» **Problem statement**: Look through the records below and give the number of lines holding the string "type", nothing more.
— Begin Task data —
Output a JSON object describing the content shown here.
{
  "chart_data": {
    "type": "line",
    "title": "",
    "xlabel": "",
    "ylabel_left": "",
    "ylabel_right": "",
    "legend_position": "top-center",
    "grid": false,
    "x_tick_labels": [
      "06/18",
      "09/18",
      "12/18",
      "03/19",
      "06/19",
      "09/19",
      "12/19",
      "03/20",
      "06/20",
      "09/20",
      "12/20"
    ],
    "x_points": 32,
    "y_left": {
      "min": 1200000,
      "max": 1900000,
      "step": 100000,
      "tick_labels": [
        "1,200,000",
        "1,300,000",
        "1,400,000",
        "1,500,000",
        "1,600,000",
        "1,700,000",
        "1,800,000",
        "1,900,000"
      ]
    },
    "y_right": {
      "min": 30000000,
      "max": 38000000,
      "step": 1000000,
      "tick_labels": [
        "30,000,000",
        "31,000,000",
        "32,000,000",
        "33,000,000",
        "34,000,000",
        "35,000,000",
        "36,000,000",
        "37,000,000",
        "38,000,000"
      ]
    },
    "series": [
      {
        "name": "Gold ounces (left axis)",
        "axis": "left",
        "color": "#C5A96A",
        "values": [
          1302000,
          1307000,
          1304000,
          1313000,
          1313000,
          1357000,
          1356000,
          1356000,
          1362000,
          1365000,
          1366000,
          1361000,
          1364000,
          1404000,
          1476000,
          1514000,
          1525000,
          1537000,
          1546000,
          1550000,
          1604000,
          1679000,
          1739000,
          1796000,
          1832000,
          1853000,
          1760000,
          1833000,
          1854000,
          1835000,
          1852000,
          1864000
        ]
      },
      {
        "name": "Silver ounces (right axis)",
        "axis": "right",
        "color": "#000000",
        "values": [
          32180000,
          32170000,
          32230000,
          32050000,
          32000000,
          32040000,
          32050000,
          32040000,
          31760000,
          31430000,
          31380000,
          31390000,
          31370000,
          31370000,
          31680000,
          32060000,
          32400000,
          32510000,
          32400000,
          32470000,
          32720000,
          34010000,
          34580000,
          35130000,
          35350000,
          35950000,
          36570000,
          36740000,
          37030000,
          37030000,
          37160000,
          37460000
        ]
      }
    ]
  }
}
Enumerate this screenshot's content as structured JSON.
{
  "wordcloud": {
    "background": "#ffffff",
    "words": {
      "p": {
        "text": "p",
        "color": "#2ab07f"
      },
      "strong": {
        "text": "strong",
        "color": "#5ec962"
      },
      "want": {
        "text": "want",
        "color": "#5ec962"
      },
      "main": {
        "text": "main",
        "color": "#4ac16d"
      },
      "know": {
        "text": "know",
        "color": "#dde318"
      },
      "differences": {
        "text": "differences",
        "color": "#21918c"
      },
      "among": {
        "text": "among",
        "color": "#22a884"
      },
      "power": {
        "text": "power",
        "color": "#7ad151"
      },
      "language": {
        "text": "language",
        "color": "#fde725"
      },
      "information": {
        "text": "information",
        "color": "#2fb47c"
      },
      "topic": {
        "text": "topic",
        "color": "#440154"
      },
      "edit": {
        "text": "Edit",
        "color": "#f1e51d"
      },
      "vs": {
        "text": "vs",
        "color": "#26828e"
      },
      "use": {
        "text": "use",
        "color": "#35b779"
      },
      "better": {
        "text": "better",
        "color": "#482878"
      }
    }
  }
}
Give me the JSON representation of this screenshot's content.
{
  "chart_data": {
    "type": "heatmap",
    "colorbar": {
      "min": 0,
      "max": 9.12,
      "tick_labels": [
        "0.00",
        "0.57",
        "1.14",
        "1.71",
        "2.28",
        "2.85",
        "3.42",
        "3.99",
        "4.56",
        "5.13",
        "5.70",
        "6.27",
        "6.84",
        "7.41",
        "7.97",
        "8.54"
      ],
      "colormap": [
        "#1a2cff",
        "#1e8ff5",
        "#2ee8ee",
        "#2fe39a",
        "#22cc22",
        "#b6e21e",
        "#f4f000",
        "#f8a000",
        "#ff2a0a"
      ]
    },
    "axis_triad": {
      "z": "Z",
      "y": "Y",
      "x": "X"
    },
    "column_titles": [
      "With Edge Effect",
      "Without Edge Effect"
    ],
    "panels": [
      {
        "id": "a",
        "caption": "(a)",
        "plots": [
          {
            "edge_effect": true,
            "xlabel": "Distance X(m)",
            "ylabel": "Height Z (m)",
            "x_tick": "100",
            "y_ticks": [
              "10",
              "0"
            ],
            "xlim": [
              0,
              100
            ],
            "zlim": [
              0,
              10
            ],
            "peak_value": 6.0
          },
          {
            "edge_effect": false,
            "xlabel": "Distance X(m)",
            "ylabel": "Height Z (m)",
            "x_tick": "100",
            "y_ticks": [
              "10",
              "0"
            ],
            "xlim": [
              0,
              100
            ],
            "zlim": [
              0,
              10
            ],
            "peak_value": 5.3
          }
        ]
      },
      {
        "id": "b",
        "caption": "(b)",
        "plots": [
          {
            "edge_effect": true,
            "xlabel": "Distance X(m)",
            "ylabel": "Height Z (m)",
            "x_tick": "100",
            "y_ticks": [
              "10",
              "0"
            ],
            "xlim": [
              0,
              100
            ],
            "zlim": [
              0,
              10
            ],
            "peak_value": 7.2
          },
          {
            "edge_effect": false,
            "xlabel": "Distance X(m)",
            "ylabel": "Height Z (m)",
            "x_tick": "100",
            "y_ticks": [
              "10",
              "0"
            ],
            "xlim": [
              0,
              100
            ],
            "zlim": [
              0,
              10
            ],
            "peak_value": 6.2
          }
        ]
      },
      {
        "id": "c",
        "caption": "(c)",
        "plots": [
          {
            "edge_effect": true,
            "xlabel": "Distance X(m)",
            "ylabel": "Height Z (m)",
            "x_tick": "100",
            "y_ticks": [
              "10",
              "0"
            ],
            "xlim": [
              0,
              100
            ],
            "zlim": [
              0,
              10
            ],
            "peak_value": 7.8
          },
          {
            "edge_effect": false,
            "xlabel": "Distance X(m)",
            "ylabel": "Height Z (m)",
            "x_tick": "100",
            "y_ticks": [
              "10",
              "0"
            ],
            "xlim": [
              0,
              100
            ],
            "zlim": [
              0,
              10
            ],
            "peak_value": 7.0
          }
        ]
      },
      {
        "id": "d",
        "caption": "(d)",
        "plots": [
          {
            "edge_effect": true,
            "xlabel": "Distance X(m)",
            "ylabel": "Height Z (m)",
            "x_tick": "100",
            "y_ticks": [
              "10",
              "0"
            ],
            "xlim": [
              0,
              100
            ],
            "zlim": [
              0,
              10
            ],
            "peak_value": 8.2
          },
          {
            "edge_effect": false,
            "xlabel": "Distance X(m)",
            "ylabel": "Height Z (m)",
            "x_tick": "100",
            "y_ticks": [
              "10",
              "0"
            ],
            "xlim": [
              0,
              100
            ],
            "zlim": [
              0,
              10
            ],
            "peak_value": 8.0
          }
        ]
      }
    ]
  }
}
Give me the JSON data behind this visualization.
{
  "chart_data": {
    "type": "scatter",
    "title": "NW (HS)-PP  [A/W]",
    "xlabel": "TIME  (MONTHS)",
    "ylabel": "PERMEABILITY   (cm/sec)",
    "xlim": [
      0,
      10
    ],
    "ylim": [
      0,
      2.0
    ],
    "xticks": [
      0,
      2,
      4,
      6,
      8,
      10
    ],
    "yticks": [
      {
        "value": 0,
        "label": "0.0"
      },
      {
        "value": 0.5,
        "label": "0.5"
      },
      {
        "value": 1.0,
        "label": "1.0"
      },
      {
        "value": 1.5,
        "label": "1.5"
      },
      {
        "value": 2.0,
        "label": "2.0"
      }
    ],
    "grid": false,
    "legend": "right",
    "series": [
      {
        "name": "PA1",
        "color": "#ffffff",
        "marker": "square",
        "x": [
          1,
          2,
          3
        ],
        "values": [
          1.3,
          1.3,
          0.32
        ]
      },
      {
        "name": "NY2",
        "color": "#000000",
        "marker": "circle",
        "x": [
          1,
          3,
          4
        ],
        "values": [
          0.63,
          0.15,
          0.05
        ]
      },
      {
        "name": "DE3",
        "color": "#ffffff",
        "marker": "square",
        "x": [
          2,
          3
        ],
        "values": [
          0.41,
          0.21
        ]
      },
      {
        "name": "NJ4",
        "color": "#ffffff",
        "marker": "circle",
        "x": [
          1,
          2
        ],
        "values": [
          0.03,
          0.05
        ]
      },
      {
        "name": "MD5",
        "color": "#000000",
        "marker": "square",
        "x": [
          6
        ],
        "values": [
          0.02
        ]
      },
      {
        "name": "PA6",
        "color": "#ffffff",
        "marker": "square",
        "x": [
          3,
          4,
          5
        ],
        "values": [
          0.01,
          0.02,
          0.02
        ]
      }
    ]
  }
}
— End Task data —
» **Exercise solution**: 3